Data listing:

§ §

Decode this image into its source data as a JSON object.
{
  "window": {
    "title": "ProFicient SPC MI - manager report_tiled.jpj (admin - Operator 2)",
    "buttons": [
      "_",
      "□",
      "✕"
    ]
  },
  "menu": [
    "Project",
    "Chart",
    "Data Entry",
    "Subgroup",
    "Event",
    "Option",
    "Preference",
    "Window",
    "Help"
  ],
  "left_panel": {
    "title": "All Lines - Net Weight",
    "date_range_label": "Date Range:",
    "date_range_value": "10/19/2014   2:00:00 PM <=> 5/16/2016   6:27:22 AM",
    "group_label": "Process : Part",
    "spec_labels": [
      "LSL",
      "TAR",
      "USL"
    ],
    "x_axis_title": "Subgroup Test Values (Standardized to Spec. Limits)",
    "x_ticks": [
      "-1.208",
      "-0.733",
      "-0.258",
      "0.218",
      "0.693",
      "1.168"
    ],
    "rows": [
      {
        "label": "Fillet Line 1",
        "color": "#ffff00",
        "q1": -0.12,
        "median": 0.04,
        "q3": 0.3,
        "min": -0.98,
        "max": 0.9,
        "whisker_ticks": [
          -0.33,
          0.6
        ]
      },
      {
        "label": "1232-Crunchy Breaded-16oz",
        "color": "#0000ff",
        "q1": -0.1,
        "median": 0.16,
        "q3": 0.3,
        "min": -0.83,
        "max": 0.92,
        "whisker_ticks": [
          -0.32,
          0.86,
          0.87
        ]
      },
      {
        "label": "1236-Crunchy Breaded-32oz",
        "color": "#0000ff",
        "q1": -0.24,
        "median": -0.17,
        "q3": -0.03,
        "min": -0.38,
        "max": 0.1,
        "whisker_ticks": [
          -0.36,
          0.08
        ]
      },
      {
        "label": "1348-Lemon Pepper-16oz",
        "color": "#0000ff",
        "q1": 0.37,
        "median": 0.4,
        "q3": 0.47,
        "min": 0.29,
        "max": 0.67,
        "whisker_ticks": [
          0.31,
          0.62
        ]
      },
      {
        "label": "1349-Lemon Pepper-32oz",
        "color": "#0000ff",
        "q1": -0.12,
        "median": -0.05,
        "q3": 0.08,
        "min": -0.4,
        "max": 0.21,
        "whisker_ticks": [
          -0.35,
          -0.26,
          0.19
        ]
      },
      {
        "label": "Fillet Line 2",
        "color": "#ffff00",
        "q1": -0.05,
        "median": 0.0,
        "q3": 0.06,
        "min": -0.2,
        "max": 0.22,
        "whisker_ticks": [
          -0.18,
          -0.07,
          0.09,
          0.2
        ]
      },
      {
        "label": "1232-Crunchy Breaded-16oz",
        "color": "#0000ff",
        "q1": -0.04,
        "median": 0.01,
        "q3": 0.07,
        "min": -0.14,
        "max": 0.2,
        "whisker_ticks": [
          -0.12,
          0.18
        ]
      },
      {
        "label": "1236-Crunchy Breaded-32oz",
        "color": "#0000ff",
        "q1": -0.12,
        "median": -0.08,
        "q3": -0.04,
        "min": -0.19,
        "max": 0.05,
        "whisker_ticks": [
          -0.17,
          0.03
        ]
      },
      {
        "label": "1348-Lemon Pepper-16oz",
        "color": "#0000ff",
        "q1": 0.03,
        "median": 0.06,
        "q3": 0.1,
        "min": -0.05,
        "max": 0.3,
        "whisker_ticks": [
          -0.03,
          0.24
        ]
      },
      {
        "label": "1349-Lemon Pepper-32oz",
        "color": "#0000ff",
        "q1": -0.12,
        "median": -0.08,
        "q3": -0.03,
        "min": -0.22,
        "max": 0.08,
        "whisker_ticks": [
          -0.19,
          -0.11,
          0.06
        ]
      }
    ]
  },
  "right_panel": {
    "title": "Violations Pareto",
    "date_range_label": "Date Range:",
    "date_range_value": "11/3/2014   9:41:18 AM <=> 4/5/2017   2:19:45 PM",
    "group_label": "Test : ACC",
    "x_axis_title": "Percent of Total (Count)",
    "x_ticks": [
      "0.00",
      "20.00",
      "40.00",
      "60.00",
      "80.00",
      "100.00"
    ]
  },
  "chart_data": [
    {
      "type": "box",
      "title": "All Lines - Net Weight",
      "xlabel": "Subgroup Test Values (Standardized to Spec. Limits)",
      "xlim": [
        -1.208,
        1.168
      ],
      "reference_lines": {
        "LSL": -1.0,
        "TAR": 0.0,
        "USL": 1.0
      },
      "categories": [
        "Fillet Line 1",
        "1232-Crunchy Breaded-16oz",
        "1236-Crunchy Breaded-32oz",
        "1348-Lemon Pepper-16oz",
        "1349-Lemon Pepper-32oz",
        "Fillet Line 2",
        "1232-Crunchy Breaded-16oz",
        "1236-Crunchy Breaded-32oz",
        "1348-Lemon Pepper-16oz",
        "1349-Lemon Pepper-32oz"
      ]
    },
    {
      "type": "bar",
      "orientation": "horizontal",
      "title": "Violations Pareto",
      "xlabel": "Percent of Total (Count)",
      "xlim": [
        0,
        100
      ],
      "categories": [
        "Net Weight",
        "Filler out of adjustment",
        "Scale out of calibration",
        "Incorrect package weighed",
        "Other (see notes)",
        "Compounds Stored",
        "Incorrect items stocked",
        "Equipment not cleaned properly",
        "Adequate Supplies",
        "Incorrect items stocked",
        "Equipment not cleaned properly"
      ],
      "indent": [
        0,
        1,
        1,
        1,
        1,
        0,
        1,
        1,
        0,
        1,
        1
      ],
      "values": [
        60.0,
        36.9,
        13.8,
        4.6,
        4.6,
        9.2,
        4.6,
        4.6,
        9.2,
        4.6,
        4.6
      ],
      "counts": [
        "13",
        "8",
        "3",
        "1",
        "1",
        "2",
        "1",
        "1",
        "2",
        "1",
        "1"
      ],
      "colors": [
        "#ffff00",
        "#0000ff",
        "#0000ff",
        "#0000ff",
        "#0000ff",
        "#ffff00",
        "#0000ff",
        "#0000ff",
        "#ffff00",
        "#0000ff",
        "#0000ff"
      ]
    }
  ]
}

§ §

Reproduce each record exactly, leaving nothing out.

● **Written response**:
Decode this image into its source data as a JSON object.
{
  "window": {
    "title": "ProFicient SPC MI - manager report_tiled.jpj (admin - Operator 2)",
    "buttons": [
      "_",
      "□",
      "✕"
    ]
  },
  "menu": [
    "Project",
    "Chart",
    "Data Entry",
    "Subgroup",
    "Event",
    "Option",
    "Preference",
    "Window",
    "Help"
  ],
  "left_panel": {
    "title": "All Lines - Net Weight",
    "date_range_label": "Date Range:",
    "date_range_value": "10/19/2014   2:00:00 PM <=> 5/16/2016   6:27:22 AM",
    "group_label": "Process : Part",
    "spec_labels": [
      "LSL",
      "TAR",
      "USL"
    ],
    "x_axis_title": "Subgroup Test Values (Standardized to Spec. Limits)",
    "x_ticks": [
      "-1.208",
      "-0.733",
      "-0.258",
      "0.218",
      "0.693",
      "1.168"
    ],
    "rows": [
      {
        "label": "Fillet Line 1",
        "color": "#ffff00",
        "q1": -0.12,
        "median": 0.04,
        "q3": 0.3,
        "min": -0.98,
        "max": 0.9,
        "whisker_ticks": [
          -0.33,
          0.6
        ]
      },
      {
        "label": "1232-Crunchy Breaded-16oz",
        "color": "#0000ff",
        "q1": -0.1,
        "median": 0.16,
        "q3": 0.3,
        "min": -0.83,
        "max": 0.92,
        "whisker_ticks": [
          -0.32,
          0.86,
          0.87
        ]
      },
      {
        "label": "1236-Crunchy Breaded-32oz",
        "color": "#0000ff",
        "q1": -0.24,
        "median": -0.17,
        "q3": -0.03,
        "min": -0.38,
        "max": 0.1,
        "whisker_ticks": [
          -0.36,
          0.08
        ]
      },
      {
        "label": "1348-Lemon Pepper-16oz",
        "color": "#0000ff",
        "q1": 0.37,
        "median": 0.4,
        "q3": 0.47,
        "min": 0.29,
        "max": 0.67,
        "whisker_ticks": [
          0.31,
          0.62
        ]
      },
      {
        "label": "1349-Lemon Pepper-32oz",
        "color": "#0000ff",
        "q1": -0.12,
        "median": -0.05,
        "q3": 0.08,
        "min": -0.4,
        "max": 0.21,
        "whisker_ticks": [
          -0.35,
          -0.26,
          0.19
        ]
      },
      {
        "label": "Fillet Line 2",
        "color": "#ffff00",
        "q1": -0.05,
        "median": 0.0,
        "q3": 0.06,
        "min": -0.2,
        "max": 0.22,
        "whisker_ticks": [
          -0.18,
          -0.07,
          0.09,
          0.2
        ]
      },
      {
        "label": "1232-Crunchy Breaded-16oz",
        "color": "#0000ff",
        "q1": -0.04,
        "median": 0.01,
        "q3": 0.07,
        "min": -0.14,
        "max": 0.2,
        "whisker_ticks": [
          -0.12,
          0.18
        ]
      },
      {
        "label": "1236-Crunchy Breaded-32oz",
        "color": "#0000ff",
        "q1": -0.12,
        "median": -0.08,
        "q3": -0.04,
        "min": -0.19,
        "max": 0.05,
        "whisker_ticks": [
          -0.17,
          0.03
        ]
      },
      {
        "label": "1348-Lemon Pepper-16oz",
        "color": "#0000ff",
        "q1": 0.03,
        "median": 0.06,
        "q3": 0.1,
        "min": -0.05,
        "max": 0.3,
        "whisker_ticks": [
          -0.03,
          0.24
        ]
      },
      {
        "label": "1349-Lemon Pepper-32oz",
        "color": "#0000ff",
        "q1": -0.12,
        "median": -0.08,
        "q3": -0.03,
        "min": -0.22,
        "max": 0.08,
        "whisker_ticks": [
          -0.19,
          -0.11,
          0.06
        ]
      }
    ]
  },
  "right_panel": {
    "title": "Violations Pareto",
    "date_range_label": "Date Range:",
    "date_range_value": "11/3/2014   9:41:18 AM <=> 4/5/2017   2:19:45 PM",
    "group_label": "Test : ACC",
    "x_axis_title": "Percent of Total (Count)",
    "x_ticks": [
      "0.00",
      "20.00",
      "40.00",
      "60.00",
      "80.00",
      "100.00"
    ]
  },
  "chart_data": [
    {
      "type": "box",
      "title": "All Lines - Net Weight",
      "xlabel": "Subgroup Test Values (Standardized to Spec. Limits)",
      "xlim": [
        -1.208,
        1.168
      ],
      "reference_lines": {
        "LSL": -1.0,
        "TAR": 0.0,
        "USL": 1.0
      },
      "categories": [
        "Fillet Line 1",
        "1232-Crunchy Breaded-16oz",
        "1236-Crunchy Breaded-32oz",
        "1348-Lemon Pepper-16oz",
        "1349-Lemon Pepper-32oz",
        "Fillet Line 2",
        "1232-Crunchy Breaded-16oz",
        "1236-Crunchy Breaded-32oz",
        "1348-Lemon Pepper-16oz",
        "1349-Lemon Pepper-32oz"
      ]
    },
    {
      "type": "bar",
      "orientation": "horizontal",
      "title": "Violations Pareto",
      "xlabel": "Percent of Total (Count)",
      "xlim": [
        0,
        100
      ],
      "categories": [
        "Net Weight",
        "Filler out of adjustment",
        "Scale out of calibration",
        "Incorrect package weighed",
        "Other (see notes)",
        "Compounds Stored",
        "Incorrect items stocked",
        "Equipment not cleaned properly",
        "Adequate Supplies",
        "Incorrect items stocked",
        "Equipment not cleaned properly"
      ],
      "indent": [
        0,
        1,
        1,
        1,
        1,
        0,
        1,
        1,
        0,
        1,
        1
      ],
      "values": [
        60.0,
        36.9,
        13.8,
        4.6,
        4.6,
        9.2,
        4.6,
        4.6,
        9.2,
        4.6,
        4.6
      ],
      "counts": [
        "13",
        "8",
        "3",
        "1",
        "1",
        "2",
        "1",
        "1",
        "2",
        "1",
        "1"
      ],
      "colors": [
        "#ffff00",
        "#0000ff",
        "#0000ff",
        "#0000ff",
        "#0000ff",
        "#ffff00",
        "#0000ff",
        "#0000ff",
        "#ffff00",
        "#0000ff",
        "#0000ff"
      ]
    }
  ]
}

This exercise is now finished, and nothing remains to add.